> [INPUT]
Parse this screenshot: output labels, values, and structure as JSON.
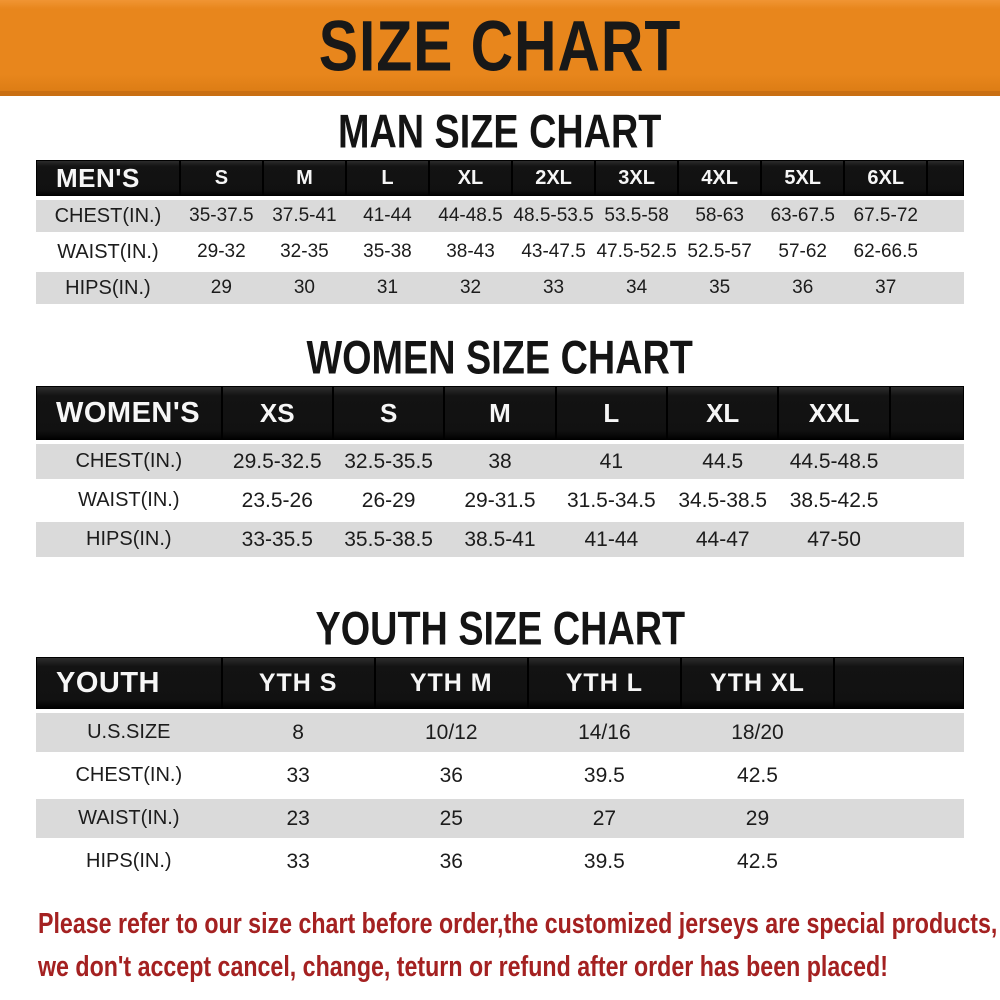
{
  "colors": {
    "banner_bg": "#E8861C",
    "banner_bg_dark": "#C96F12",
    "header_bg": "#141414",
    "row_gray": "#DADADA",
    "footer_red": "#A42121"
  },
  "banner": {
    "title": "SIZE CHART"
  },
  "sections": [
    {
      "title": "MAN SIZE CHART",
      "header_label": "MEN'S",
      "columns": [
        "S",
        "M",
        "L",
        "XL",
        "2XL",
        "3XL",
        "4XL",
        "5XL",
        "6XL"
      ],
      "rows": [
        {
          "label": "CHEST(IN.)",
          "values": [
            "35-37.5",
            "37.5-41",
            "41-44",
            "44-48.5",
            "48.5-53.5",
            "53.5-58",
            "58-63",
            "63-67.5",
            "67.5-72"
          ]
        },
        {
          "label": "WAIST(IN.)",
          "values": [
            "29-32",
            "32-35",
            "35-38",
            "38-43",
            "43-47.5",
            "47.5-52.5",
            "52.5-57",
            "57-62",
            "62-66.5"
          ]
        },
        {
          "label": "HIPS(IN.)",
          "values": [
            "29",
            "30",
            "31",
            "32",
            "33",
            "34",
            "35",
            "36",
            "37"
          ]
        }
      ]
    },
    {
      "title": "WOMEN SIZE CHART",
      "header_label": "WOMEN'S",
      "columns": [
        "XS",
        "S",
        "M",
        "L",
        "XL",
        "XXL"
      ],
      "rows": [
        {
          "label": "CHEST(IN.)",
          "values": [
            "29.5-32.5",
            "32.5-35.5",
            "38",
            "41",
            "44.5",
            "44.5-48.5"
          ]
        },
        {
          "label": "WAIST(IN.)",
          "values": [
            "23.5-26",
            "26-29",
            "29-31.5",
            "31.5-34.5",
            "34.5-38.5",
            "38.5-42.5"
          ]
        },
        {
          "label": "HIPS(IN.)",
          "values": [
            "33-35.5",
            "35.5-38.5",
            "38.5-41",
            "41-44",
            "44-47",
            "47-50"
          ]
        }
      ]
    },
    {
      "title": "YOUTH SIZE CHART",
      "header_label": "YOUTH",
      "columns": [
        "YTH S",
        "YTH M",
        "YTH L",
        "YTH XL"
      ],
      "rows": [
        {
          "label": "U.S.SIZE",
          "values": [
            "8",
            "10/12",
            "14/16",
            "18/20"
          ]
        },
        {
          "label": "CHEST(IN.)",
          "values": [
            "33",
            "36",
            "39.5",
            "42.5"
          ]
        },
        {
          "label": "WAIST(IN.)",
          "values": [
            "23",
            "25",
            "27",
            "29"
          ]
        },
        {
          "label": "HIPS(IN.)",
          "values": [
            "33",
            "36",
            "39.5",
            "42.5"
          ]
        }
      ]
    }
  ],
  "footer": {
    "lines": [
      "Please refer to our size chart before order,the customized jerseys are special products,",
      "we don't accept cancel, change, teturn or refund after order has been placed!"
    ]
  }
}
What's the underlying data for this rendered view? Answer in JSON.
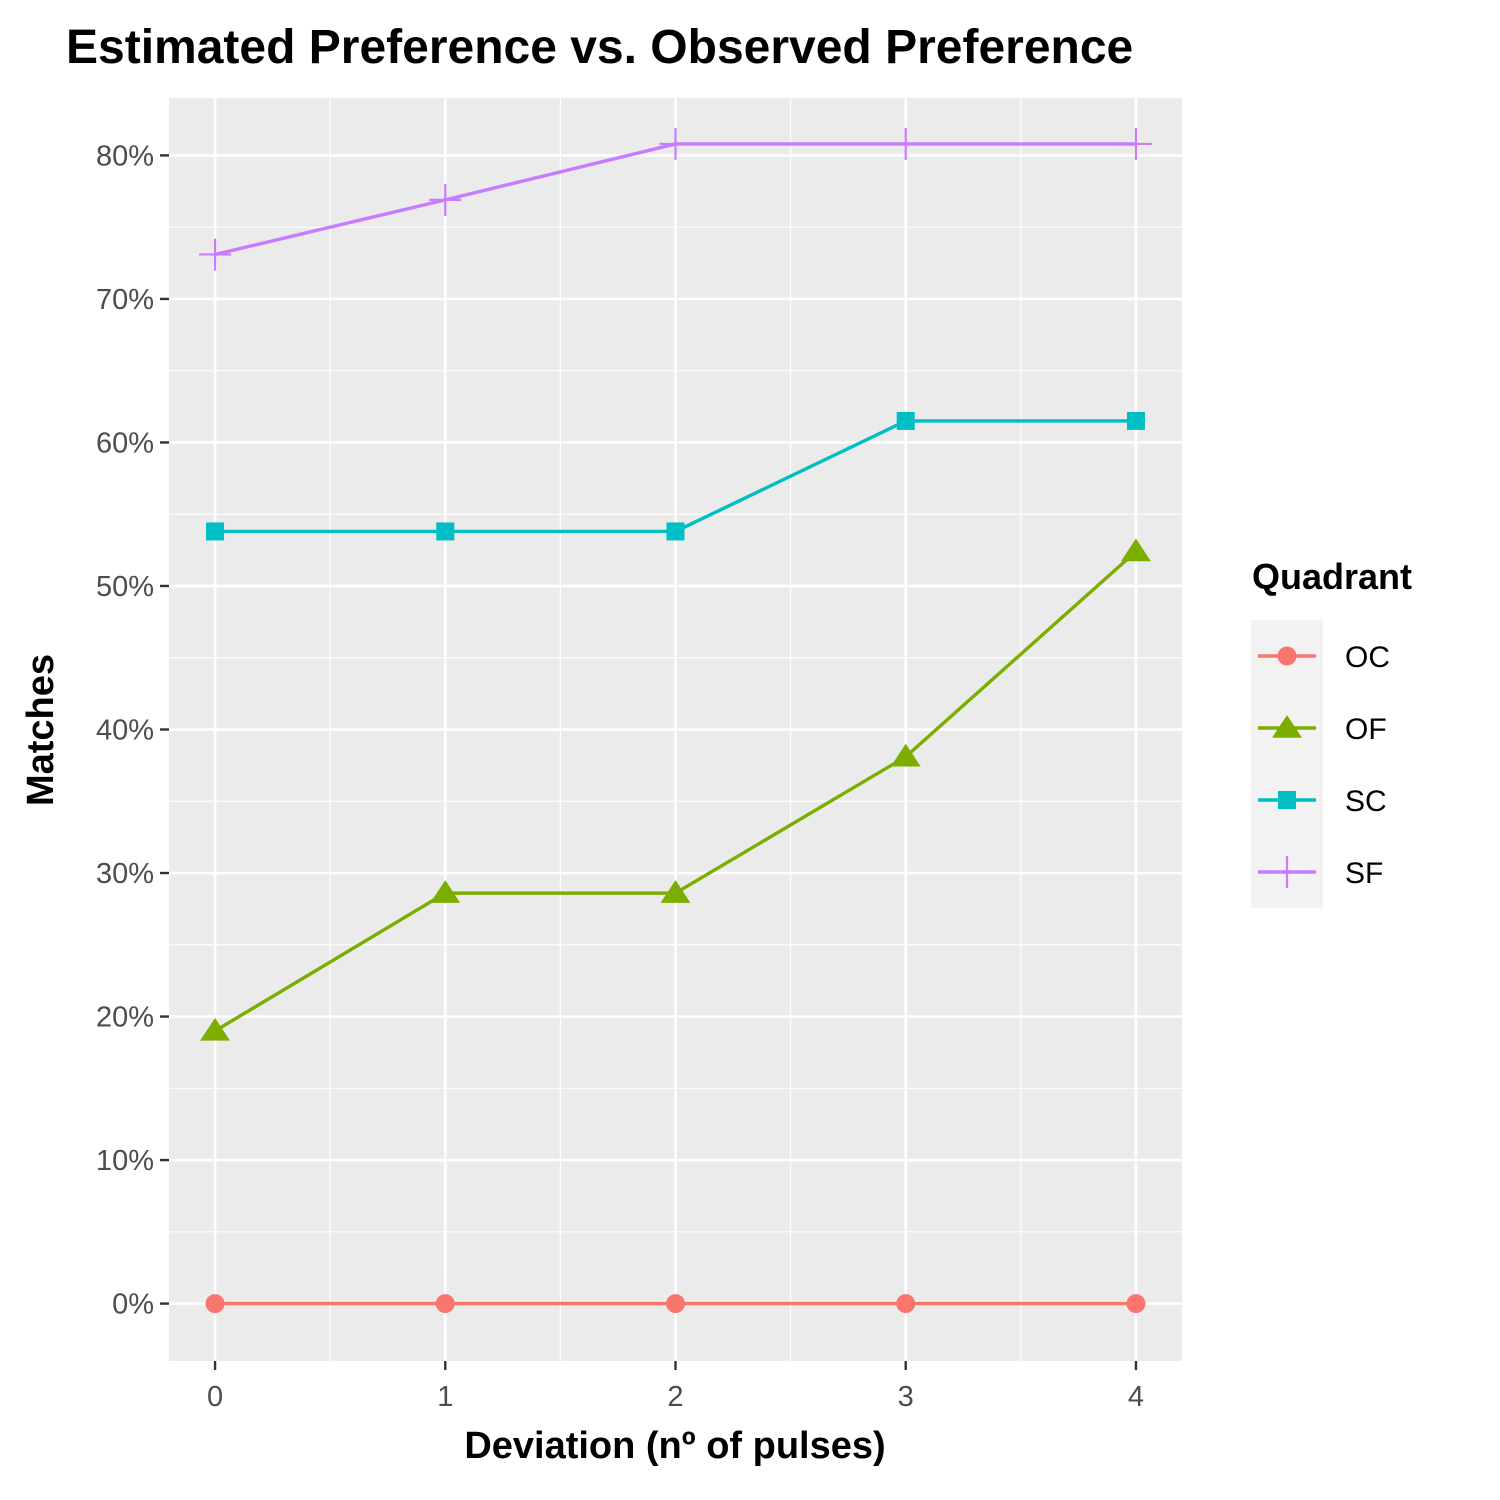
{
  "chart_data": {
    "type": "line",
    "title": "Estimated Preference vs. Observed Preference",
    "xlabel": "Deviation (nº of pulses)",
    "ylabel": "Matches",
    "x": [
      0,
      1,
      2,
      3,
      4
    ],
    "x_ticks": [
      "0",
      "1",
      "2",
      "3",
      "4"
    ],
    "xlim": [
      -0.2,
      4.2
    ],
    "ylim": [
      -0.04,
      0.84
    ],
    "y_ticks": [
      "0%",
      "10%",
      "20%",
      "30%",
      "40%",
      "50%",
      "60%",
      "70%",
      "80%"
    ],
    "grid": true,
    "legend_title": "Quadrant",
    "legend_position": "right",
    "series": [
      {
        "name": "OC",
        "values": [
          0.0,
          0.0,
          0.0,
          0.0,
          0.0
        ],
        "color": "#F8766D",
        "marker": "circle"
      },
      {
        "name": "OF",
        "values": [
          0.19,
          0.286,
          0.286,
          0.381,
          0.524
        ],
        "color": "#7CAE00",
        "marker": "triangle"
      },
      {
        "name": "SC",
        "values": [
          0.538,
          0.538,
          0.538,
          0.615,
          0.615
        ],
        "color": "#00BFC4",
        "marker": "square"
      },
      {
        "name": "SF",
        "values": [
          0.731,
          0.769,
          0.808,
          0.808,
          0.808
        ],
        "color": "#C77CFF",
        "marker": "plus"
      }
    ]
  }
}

==

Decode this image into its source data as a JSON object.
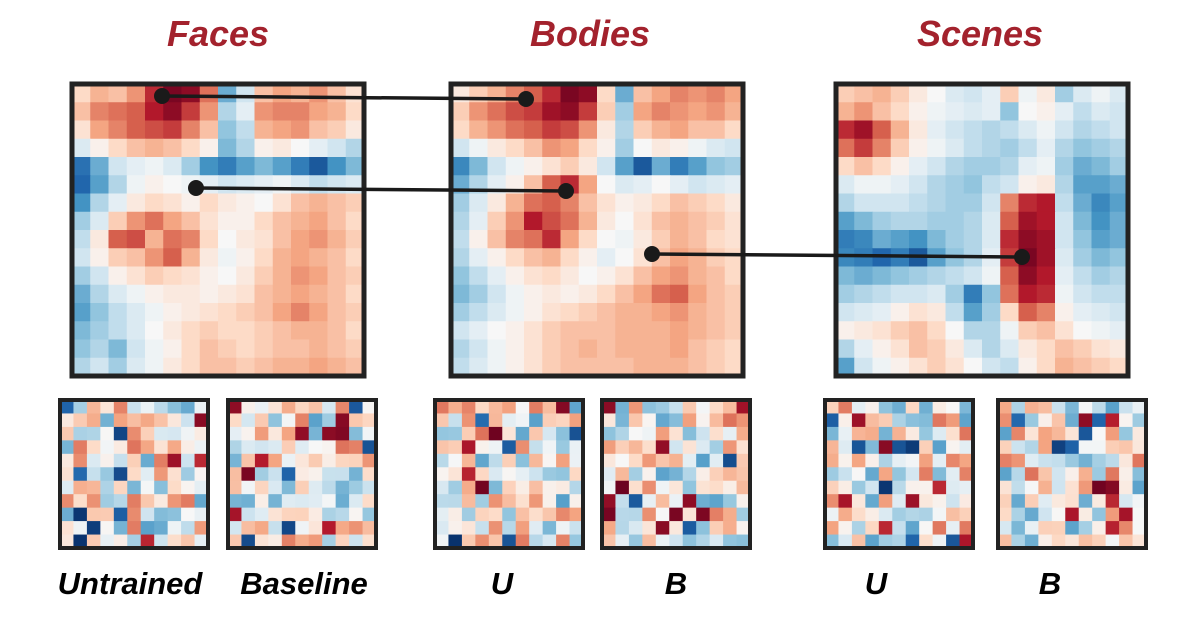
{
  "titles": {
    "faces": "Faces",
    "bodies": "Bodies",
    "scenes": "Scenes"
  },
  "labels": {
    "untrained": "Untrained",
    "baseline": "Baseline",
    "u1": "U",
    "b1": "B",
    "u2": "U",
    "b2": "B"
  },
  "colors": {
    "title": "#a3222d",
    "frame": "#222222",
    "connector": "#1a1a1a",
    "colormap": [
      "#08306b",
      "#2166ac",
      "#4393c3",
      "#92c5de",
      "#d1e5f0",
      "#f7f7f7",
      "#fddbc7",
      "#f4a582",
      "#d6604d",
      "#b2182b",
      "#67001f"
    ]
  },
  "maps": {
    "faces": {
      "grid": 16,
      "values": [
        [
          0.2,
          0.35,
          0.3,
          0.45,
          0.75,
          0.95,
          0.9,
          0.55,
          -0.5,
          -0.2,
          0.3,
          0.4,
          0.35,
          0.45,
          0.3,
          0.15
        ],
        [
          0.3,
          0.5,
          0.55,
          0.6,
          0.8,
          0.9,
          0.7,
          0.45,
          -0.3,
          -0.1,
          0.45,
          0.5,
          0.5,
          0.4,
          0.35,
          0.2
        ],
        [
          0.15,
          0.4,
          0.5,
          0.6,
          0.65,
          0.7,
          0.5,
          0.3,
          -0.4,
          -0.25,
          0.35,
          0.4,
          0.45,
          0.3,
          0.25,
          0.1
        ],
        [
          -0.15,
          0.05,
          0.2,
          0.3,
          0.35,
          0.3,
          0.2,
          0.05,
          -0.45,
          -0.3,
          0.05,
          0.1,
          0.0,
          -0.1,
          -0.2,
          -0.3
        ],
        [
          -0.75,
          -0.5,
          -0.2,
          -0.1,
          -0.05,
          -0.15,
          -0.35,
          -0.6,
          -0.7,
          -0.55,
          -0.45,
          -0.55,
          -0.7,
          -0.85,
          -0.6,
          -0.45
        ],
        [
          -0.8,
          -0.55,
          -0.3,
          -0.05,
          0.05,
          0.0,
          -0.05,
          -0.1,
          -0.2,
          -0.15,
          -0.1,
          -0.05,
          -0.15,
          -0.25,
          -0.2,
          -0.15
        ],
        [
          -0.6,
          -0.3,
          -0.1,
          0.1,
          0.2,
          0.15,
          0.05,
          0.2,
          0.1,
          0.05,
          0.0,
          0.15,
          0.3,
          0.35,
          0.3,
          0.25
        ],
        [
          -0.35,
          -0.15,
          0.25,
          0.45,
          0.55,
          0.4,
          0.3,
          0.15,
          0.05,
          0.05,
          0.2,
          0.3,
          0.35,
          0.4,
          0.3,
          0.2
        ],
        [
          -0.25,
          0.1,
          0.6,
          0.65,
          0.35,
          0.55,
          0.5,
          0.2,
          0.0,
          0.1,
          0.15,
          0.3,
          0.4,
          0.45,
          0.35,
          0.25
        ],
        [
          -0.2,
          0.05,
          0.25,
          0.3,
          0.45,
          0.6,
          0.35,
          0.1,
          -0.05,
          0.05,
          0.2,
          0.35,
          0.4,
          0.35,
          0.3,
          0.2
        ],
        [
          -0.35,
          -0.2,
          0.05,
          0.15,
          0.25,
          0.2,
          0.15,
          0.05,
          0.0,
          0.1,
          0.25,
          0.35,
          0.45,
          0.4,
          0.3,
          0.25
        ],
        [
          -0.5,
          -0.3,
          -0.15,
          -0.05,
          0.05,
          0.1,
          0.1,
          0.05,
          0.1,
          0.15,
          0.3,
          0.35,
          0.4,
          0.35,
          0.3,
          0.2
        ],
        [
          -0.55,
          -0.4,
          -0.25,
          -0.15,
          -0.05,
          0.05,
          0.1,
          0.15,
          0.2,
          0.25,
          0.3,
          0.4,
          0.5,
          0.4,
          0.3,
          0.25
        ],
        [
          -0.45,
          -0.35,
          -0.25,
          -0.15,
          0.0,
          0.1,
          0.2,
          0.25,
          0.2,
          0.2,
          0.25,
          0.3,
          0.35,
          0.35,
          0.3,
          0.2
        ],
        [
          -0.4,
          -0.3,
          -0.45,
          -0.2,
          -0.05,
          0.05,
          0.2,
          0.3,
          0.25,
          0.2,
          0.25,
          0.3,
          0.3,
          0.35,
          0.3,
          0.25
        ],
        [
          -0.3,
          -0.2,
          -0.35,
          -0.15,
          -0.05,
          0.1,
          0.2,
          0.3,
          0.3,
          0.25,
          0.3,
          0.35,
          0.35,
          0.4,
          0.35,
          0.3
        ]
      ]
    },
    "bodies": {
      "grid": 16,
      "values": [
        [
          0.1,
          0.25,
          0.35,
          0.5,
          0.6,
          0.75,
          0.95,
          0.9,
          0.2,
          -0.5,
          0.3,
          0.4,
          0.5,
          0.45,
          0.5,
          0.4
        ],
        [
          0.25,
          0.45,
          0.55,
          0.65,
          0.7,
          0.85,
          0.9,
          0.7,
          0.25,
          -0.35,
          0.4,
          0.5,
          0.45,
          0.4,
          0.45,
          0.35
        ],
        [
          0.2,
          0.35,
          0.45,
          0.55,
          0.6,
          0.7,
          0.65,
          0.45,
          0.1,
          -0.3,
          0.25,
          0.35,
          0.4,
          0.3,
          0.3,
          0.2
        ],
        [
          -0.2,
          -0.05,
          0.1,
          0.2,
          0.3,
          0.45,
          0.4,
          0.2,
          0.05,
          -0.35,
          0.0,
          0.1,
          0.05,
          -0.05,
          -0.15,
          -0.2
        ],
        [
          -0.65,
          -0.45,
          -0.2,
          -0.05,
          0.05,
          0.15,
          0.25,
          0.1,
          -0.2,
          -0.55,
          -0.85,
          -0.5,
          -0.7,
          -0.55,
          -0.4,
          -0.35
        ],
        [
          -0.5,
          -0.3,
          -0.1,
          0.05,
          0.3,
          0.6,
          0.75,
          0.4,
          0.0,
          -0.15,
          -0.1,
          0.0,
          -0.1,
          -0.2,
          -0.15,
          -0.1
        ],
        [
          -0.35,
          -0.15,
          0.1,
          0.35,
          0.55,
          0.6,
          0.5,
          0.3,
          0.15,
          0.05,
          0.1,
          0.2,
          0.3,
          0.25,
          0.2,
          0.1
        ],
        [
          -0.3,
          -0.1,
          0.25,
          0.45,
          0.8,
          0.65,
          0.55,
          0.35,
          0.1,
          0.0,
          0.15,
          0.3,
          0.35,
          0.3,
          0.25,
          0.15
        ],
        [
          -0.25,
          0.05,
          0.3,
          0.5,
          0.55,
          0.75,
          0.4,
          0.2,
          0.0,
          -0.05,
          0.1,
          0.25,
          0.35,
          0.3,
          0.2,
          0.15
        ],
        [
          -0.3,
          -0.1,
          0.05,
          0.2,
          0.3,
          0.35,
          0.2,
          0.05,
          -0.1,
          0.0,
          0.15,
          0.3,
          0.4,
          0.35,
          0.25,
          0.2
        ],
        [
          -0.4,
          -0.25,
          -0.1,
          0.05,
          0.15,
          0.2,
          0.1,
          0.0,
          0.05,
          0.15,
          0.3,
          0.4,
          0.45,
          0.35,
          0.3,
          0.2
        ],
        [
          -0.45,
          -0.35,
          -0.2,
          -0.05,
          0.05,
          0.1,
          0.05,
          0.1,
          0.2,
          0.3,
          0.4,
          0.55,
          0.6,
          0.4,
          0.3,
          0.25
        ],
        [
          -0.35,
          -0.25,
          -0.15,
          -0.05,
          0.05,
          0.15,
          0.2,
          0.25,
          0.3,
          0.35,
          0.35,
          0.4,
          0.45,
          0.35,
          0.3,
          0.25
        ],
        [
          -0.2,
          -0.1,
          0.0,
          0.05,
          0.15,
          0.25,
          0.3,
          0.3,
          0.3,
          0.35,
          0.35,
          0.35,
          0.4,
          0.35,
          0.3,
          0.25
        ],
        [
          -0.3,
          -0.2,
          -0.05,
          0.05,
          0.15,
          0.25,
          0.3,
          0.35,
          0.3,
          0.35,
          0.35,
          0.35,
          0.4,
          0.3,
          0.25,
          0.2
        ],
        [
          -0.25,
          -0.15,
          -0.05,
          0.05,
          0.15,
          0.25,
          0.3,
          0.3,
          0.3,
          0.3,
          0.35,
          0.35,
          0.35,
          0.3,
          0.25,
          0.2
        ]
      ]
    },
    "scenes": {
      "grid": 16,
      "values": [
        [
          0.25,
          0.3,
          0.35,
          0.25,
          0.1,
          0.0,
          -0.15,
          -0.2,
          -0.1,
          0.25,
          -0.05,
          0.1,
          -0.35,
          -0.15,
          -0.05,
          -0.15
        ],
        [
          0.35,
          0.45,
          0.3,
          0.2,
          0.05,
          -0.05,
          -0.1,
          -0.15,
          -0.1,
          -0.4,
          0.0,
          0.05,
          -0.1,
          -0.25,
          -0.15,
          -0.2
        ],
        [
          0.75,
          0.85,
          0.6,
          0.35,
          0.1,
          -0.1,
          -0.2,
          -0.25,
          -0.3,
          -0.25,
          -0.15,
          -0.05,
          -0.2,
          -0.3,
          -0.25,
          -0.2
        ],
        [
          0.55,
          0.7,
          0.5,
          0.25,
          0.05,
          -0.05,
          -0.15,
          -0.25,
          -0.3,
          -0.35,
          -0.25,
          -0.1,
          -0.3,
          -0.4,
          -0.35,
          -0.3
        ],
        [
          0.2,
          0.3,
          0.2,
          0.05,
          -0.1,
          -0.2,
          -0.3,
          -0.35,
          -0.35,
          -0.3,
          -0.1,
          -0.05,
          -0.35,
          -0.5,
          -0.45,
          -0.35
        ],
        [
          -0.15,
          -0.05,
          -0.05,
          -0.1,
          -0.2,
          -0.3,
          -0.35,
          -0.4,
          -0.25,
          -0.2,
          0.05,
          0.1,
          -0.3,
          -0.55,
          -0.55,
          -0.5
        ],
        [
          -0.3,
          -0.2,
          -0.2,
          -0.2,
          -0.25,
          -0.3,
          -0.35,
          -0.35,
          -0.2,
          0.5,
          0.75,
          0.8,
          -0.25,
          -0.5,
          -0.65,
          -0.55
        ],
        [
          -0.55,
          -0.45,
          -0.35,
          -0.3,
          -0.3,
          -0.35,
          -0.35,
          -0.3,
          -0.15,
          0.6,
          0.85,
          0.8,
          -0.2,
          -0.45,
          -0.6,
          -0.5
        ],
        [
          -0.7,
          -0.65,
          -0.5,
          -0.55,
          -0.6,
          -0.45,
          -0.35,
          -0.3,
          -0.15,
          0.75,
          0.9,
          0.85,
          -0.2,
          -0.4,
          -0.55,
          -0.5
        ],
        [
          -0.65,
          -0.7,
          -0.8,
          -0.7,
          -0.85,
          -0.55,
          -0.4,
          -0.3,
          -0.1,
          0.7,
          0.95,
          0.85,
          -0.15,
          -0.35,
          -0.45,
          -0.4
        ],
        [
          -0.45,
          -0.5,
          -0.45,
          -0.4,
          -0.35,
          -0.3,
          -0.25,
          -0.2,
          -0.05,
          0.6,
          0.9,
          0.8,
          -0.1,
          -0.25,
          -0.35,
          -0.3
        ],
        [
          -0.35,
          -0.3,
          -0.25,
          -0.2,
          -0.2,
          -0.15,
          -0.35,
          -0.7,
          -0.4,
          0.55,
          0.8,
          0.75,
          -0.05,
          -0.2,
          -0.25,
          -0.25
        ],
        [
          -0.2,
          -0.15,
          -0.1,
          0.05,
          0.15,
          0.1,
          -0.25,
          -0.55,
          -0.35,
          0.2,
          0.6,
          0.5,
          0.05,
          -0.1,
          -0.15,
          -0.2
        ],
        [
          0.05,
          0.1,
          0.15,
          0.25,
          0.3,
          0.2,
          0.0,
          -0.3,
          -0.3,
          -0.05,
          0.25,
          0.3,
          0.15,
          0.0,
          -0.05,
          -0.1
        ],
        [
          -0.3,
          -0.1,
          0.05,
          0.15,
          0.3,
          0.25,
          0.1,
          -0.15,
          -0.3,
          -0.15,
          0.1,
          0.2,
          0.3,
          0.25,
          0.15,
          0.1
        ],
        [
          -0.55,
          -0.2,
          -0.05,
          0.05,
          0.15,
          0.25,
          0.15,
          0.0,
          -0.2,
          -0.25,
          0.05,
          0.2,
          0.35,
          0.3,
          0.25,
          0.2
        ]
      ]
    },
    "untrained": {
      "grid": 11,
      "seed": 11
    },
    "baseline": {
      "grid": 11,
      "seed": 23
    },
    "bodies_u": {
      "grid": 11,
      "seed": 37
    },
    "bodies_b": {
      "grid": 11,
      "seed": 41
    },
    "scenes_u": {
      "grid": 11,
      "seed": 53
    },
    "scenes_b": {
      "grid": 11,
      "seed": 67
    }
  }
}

> [EXERCISE INSTRUCTIONS]
Pick out the lines containing the string "marker" and show them.

> [ANSWER TO THE PROBLEM]
        "marker": "circle"
        "marker": "triangle"
        "marker": "square"
        "marker": "plus"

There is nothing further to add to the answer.